Dataset records:
--*--

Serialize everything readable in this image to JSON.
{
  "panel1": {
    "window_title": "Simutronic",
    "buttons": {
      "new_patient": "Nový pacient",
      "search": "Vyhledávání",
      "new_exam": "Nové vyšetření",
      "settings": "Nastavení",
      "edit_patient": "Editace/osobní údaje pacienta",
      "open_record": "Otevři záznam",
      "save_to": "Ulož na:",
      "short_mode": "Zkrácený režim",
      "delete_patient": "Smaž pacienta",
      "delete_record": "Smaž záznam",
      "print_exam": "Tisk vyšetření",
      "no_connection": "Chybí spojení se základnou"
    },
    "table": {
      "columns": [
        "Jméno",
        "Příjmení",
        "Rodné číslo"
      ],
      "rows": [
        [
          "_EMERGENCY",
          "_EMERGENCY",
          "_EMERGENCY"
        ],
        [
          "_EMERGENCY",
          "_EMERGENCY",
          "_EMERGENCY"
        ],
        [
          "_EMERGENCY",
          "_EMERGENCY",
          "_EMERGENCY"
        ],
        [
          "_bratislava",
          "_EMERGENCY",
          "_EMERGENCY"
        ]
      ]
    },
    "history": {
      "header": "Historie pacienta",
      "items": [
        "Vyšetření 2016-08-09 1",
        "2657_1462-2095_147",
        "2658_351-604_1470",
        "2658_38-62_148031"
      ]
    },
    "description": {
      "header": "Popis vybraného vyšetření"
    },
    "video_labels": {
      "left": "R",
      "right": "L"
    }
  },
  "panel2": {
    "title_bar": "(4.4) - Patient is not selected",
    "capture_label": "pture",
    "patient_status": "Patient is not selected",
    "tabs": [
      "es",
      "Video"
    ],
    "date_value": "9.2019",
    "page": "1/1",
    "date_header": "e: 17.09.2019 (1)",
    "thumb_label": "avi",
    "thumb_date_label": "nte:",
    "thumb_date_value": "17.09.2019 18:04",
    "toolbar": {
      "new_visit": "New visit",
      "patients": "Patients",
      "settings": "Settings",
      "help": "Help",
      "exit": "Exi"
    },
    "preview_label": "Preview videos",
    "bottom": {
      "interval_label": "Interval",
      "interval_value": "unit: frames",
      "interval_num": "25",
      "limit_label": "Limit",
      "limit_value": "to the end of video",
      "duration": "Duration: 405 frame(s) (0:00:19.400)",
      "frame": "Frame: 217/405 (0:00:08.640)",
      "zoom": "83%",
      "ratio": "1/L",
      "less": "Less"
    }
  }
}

--*--

_WORK INSTRUCTIONS_.
Only lines containing the string "selected" are needed. Pull each of them out of the records above.

_FINAL ANSWER_.
    "title_bar": "(4.4) - Patient is not selected",
    "patient_status": "Patient is not selected",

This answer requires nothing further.